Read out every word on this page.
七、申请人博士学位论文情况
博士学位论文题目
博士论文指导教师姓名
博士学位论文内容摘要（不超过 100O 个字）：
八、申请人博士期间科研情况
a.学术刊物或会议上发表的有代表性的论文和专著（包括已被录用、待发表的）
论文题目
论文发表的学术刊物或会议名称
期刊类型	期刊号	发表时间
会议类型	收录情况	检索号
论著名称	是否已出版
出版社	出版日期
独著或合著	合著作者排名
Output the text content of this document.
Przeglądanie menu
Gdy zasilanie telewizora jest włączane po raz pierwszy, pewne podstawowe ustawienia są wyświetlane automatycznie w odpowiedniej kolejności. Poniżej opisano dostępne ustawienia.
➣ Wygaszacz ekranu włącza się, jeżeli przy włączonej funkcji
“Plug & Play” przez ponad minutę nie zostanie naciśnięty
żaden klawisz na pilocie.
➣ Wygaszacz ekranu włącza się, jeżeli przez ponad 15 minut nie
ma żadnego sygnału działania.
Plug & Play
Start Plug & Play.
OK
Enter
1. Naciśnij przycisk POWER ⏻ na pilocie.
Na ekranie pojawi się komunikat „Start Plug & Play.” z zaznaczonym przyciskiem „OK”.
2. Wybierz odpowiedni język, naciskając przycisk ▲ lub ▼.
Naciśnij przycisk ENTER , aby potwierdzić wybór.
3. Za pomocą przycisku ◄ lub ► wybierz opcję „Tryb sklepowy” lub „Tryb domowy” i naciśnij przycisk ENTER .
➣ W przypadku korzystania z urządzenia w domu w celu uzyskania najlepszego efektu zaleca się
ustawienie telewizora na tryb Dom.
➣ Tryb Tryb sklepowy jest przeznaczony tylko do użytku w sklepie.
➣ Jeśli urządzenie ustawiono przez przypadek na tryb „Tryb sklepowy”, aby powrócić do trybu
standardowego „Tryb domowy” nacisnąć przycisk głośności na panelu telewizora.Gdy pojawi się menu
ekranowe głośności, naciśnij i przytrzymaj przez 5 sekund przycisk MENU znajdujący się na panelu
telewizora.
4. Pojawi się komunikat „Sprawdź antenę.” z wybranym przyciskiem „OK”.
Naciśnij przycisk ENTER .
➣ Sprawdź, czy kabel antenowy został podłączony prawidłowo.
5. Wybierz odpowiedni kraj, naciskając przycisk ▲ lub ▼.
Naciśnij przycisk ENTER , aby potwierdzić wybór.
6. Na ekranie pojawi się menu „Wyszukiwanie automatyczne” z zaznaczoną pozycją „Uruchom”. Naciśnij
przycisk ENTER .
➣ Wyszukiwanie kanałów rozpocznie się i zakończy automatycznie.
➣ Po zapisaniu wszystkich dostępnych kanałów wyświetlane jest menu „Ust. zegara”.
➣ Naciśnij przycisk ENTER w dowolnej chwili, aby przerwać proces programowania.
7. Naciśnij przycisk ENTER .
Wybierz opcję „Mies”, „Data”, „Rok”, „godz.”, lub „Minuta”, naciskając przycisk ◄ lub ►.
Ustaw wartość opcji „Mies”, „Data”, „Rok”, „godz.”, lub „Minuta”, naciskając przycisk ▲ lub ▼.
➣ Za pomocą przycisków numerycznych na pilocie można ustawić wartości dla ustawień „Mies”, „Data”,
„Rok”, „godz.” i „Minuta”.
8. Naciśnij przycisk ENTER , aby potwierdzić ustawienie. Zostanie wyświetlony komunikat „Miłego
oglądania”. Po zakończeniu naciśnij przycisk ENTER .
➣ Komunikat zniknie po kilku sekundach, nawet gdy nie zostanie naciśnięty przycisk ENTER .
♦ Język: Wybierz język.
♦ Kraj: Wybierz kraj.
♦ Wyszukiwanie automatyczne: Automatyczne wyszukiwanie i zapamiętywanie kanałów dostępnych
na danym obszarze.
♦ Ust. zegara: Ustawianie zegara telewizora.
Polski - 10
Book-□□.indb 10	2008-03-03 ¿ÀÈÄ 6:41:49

....................

Copy all of the data exactly.

Read out every word on this page.
七、申请人博士学位论文情况
博士学位论文题目
博士论文指导教师姓名
博士学位论文内容摘要（不超过 100O 个字）：
八、申请人博士期间科研情况
a.学术刊物或会议上发表的有代表性的论文和专著（包括已被录用、待发表的）
论文题目
论文发表的学术刊物或会议名称
期刊类型	期刊号	发表时间
会议类型	收录情况	检索号
论著名称	是否已出版
出版社	出版日期
独著或合著	合著作者排名
Output the text content of this document.
Przeglądanie menu
Gdy zasilanie telewizora jest włączane po raz pierwszy, pewne podstawowe ustawienia są wyświetlane automatycznie w odpowiedniej kolejności. Poniżej opisano dostępne ustawienia.
➣ Wygaszacz ekranu włącza się, jeżeli przy włączonej funkcji
“Plug & Play” przez ponad minutę nie zostanie naciśnięty
żaden klawisz na pilocie.
➣ Wygaszacz ekranu włącza się, jeżeli przez ponad 15 minut nie
ma żadnego sygnału działania.
Plug & Play
Start Plug & Play.
OK
Enter
1. Naciśnij przycisk POWER ⏻ na pilocie.
Na ekranie pojawi się komunikat „Start Plug & Play.” z zaznaczonym przyciskiem „OK”.
2. Wybierz odpowiedni język, naciskając przycisk ▲ lub ▼.
Naciśnij przycisk ENTER , aby potwierdzić wybór.
3. Za pomocą przycisku ◄ lub ► wybierz opcję „Tryb sklepowy” lub „Tryb domowy” i naciśnij przycisk ENTER .
➣ W przypadku korzystania z urządzenia w domu w celu uzyskania najlepszego efektu zaleca się
ustawienie telewizora na tryb Dom.
➣ Tryb Tryb sklepowy jest przeznaczony tylko do użytku w sklepie.
➣ Jeśli urządzenie ustawiono przez przypadek na tryb „Tryb sklepowy”, aby powrócić do trybu
standardowego „Tryb domowy” nacisnąć przycisk głośności na panelu telewizora.Gdy pojawi się menu
ekranowe głośności, naciśnij i przytrzymaj przez 5 sekund przycisk MENU znajdujący się na panelu
telewizora.
4. Pojawi się komunikat „Sprawdź antenę.” z wybranym przyciskiem „OK”.
Naciśnij przycisk ENTER .
➣ Sprawdź, czy kabel antenowy został podłączony prawidłowo.
5. Wybierz odpowiedni kraj, naciskając przycisk ▲ lub ▼.
Naciśnij przycisk ENTER , aby potwierdzić wybór.
6. Na ekranie pojawi się menu „Wyszukiwanie automatyczne” z zaznaczoną pozycją „Uruchom”. Naciśnij
przycisk ENTER .
➣ Wyszukiwanie kanałów rozpocznie się i zakończy automatycznie.
➣ Po zapisaniu wszystkich dostępnych kanałów wyświetlane jest menu „Ust. zegara”.
➣ Naciśnij przycisk ENTER w dowolnej chwili, aby przerwać proces programowania.
7. Naciśnij przycisk ENTER .
Wybierz opcję „Mies”, „Data”, „Rok”, „godz.”, lub „Minuta”, naciskając przycisk ◄ lub ►.
Ustaw wartość opcji „Mies”, „Data”, „Rok”, „godz.”, lub „Minuta”, naciskając przycisk ▲ lub ▼.
➣ Za pomocą przycisków numerycznych na pilocie można ustawić wartości dla ustawień „Mies”, „Data”,
„Rok”, „godz.” i „Minuta”.
8. Naciśnij przycisk ENTER , aby potwierdzić ustawienie. Zostanie wyświetlony komunikat „Miłego
oglądania”. Po zakończeniu naciśnij przycisk ENTER .
➣ Komunikat zniknie po kilku sekundach, nawet gdy nie zostanie naciśnięty przycisk ENTER .
♦ Język: Wybierz język.
♦ Kraj: Wybierz kraj.
♦ Wyszukiwanie automatyczne: Automatyczne wyszukiwanie i zapamiętywanie kanałów dostępnych
na danym obszarze.
♦ Ust. zegara: Ustawianie zegara telewizora.
Polski - 10
Book-□□.indb 10	2008-03-03 ¿ÀÈÄ 6:41:49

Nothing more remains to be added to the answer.